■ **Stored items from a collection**
--------------------------------

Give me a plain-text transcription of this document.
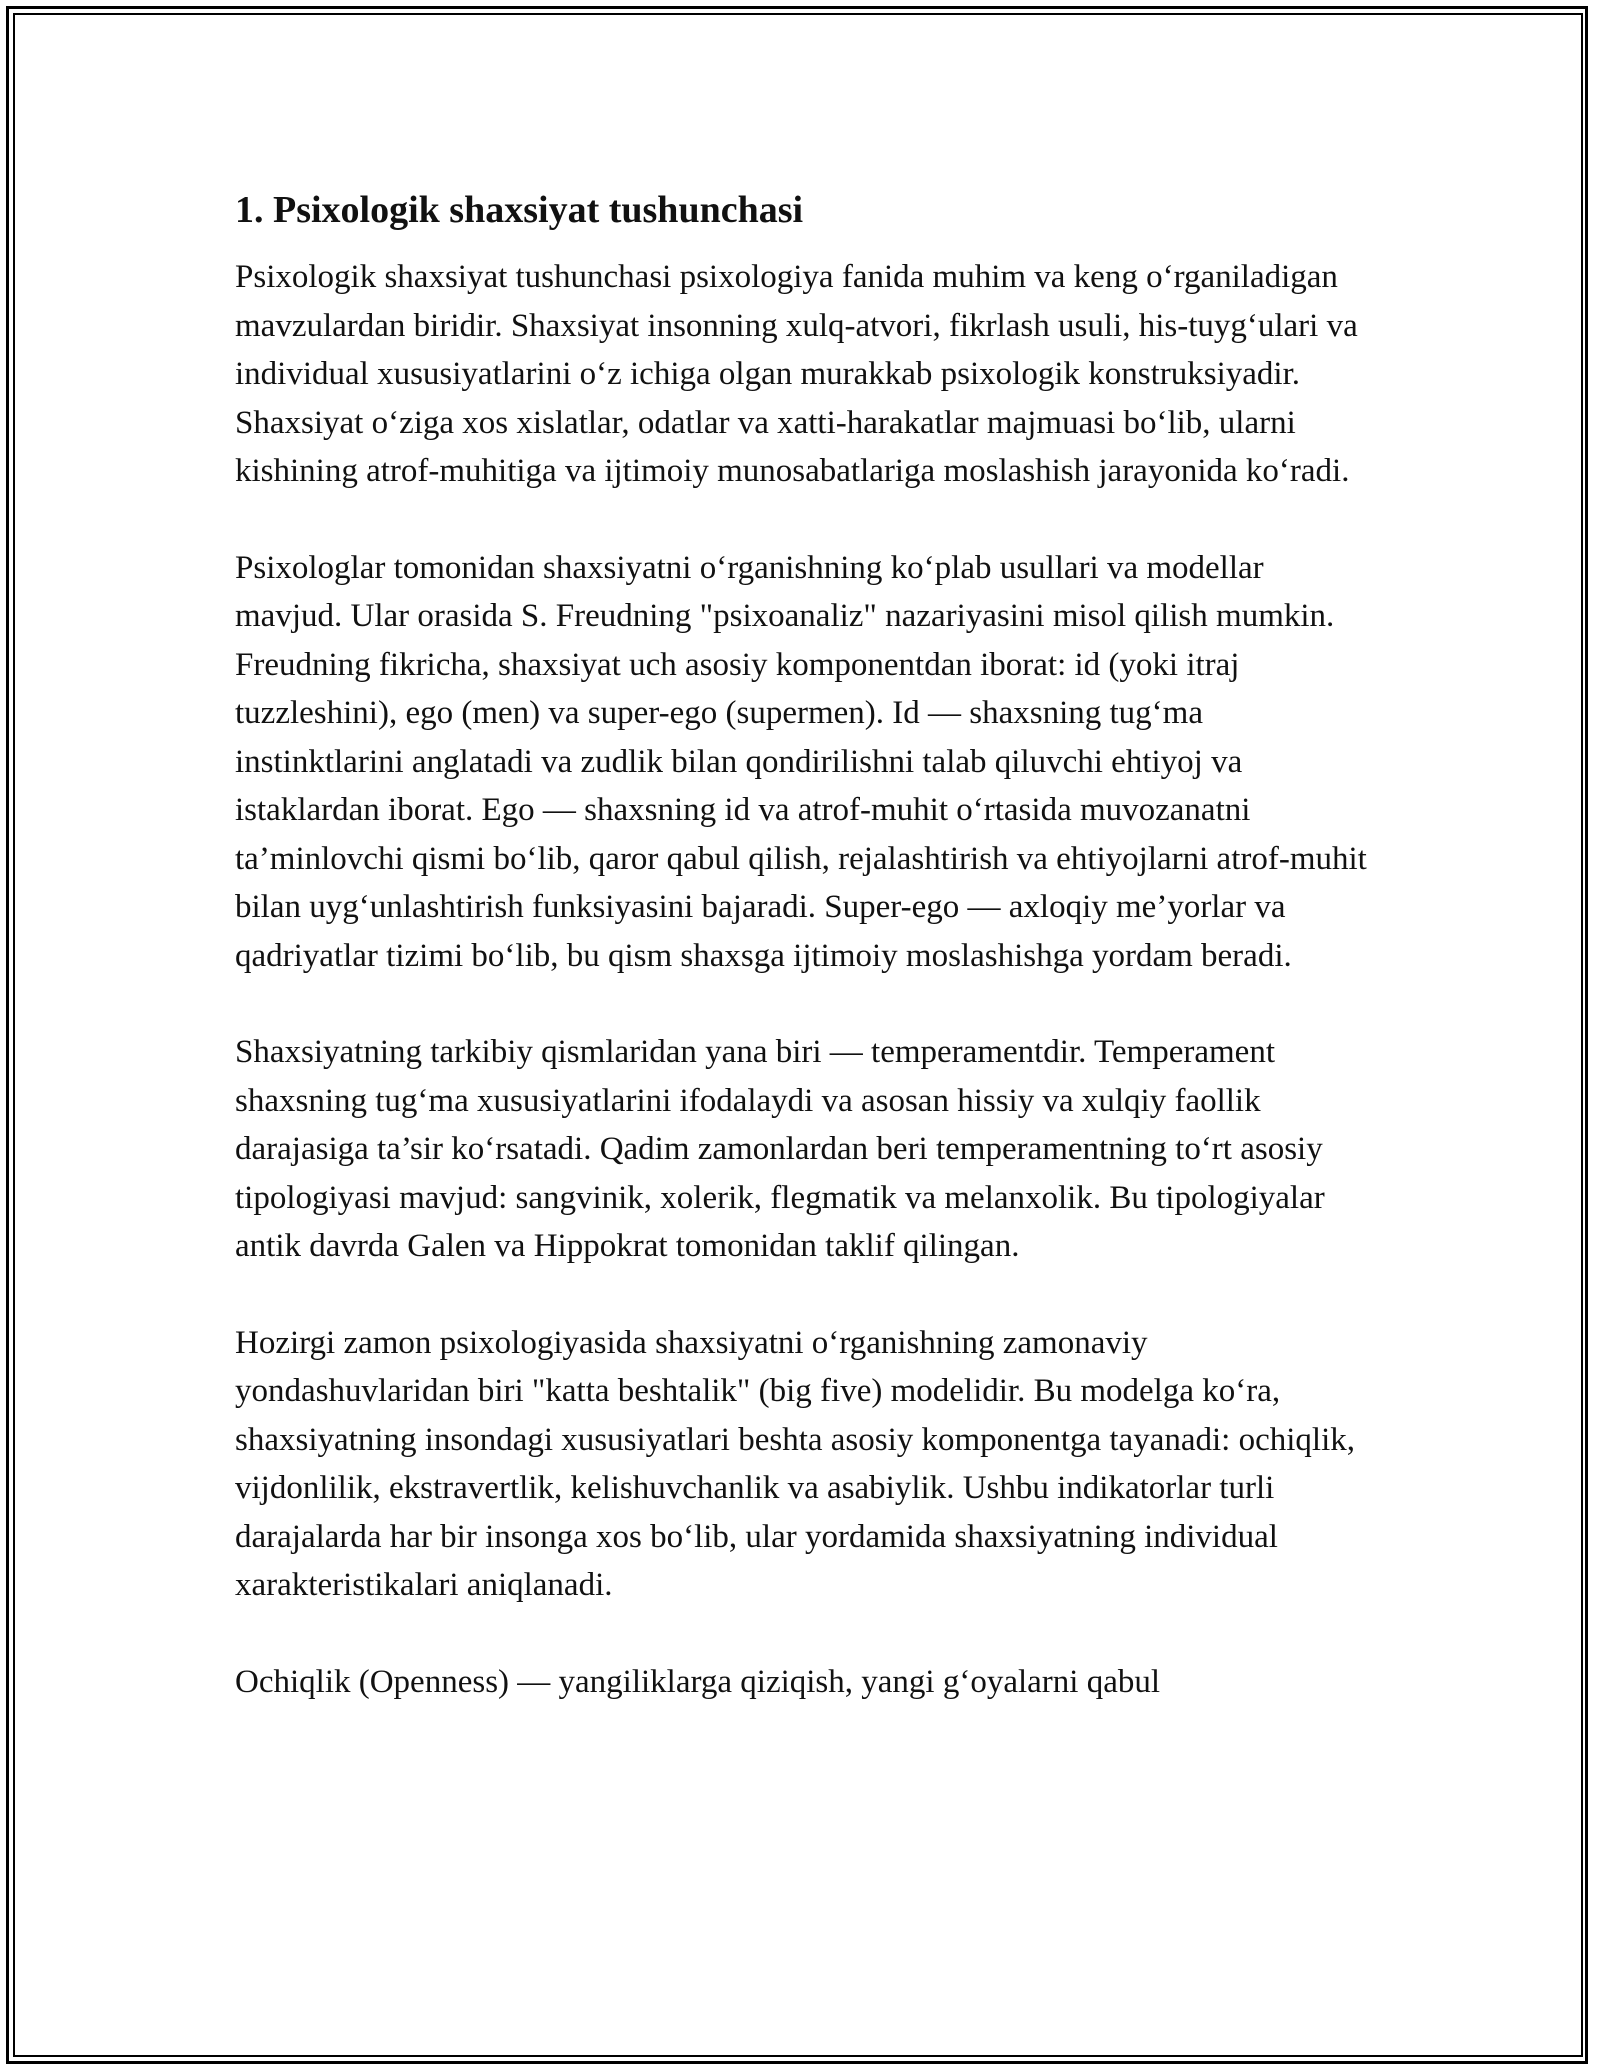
1. Psixologik shaxsiyat tushunchasi

Psixologik shaxsiyat tushunchasi psixologiya fanida muhim va keng o‘rganiladigan mavzulardan biridir. Shaxsiyat insonning xulq-atvori, fikrlash usuli, his-tuyg‘ulari va individual xususiyatlarini o‘z ichiga olgan murakkab psixologik konstruksiyadir. Shaxsiyat o‘ziga xos xislatlar, odatlar va xatti-harakatlar majmuasi bo‘lib, ularni kishining atrof-muhitiga va ijtimoiy munosabatlariga moslashish jarayonida ko‘radi.

Psixologlar tomonidan shaxsiyatni o‘rganishning ko‘plab usullari va modellar mavjud. Ular orasida S. Freudning "psixoanaliz" nazariyasini misol qilish mumkin. Freudning fikricha, shaxsiyat uch asosiy komponentdan iborat: id (yoki itraj tuzzleshini), ego (men) va super-ego (supermen). Id — shaxsning tug‘ma instinktlarini anglatadi va zudlik bilan qondirilishni talab qiluvchi ehtiyoj va istaklardan iborat. Ego — shaxsning id va atrof-muhit o‘rtasida muvozanatni ta’minlovchi qismi bo‘lib, qaror qabul qilish, rejalashtirish va ehtiyojlarni atrof-muhit bilan uyg‘unlashtirish funksiyasini bajaradi. Super-ego — axloqiy me’yorlar va qadriyatlar tizimi bo‘lib, bu qism shaxsga ijtimoiy moslashishga yordam beradi.

Shaxsiyatning tarkibiy qismlaridan yana biri — temperamentdir. Temperament shaxsning tug‘ma xususiyatlarini ifodalaydi va asosan hissiy va xulqiy faollik darajasiga ta’sir ko‘rsatadi. Qadim zamonlardan beri temperamentning to‘rt asosiy tipologiyasi mavjud: sangvinik, xolerik, flegmatik va melanxolik. Bu tipologiyalar antik davrda Galen va Hippokrat tomonidan taklif qilingan.

Hozirgi zamon psixologiyasida shaxsiyatni o‘rganishning zamonaviy yondashuvlaridan biri "katta beshtalik" (big five) modelidir. Bu modelga ko‘ra, shaxsiyatning insondagi xususiyatlari beshta asosiy komponentga tayanadi: ochiqlik, vijdonlilik, ekstravertlik, kelishuvchanlik va asabiylik. Ushbu indikatorlar turli darajalarda har bir insonga xos bo‘lib, ular yordamida shaxsiyatning individual xarakteristikalari aniqlanadi.

Ochiqlik (Openness) — yangiliklarga qiziqish, yangi g‘oyalarni qabul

--------------------------------

Out of the material above, select every line that holds the string "rganishning".

■ **Completed exercise**
Psixologlar tomonidan shaxsiyatni o‘rganishning ko‘plab usullari va modellar mavjud. Ular orasida S. Freudning "psixoanaliz" nazariyasini misol qilish mumkin. Freudning fikricha, shaxsiyat uch asosiy komponentdan iborat: id (yoki itraj tuzzleshini), ego (men) va super-ego (supermen). Id — shaxsning tug‘ma instinktlarini anglatadi va zudlik bilan qondirilishni talab qiluvchi ehtiyoj va istaklardan iborat. Ego — shaxsning id va atrof-muhit o‘rtasida muvozanatni ta’minlovchi qismi bo‘lib, qaror qabul qilish, rejalashtirish va ehtiyojlarni atrof-muhit bilan uyg‘unlashtirish funksiyasini bajaradi. Super-ego — axloqiy me’yorlar va qadriyatlar tizimi bo‘lib, bu qism shaxsga ijtimoiy moslashishga yordam beradi.
Hozirgi zamon psixologiyasida shaxsiyatni o‘rganishning zamonaviy yondashuvlaridan biri "katta beshtalik" (big five) modelidir. Bu modelga ko‘ra, shaxsiyatning insondagi xususiyatlari beshta asosiy komponentga tayanadi: ochiqlik, vijdonlilik, ekstravertlik, kelishuvchanlik va asabiylik. Ushbu indikatorlar turli darajalarda har bir insonga xos bo‘lib, ular yordamida shaxsiyatning individual xarakteristikalari aniqlanadi.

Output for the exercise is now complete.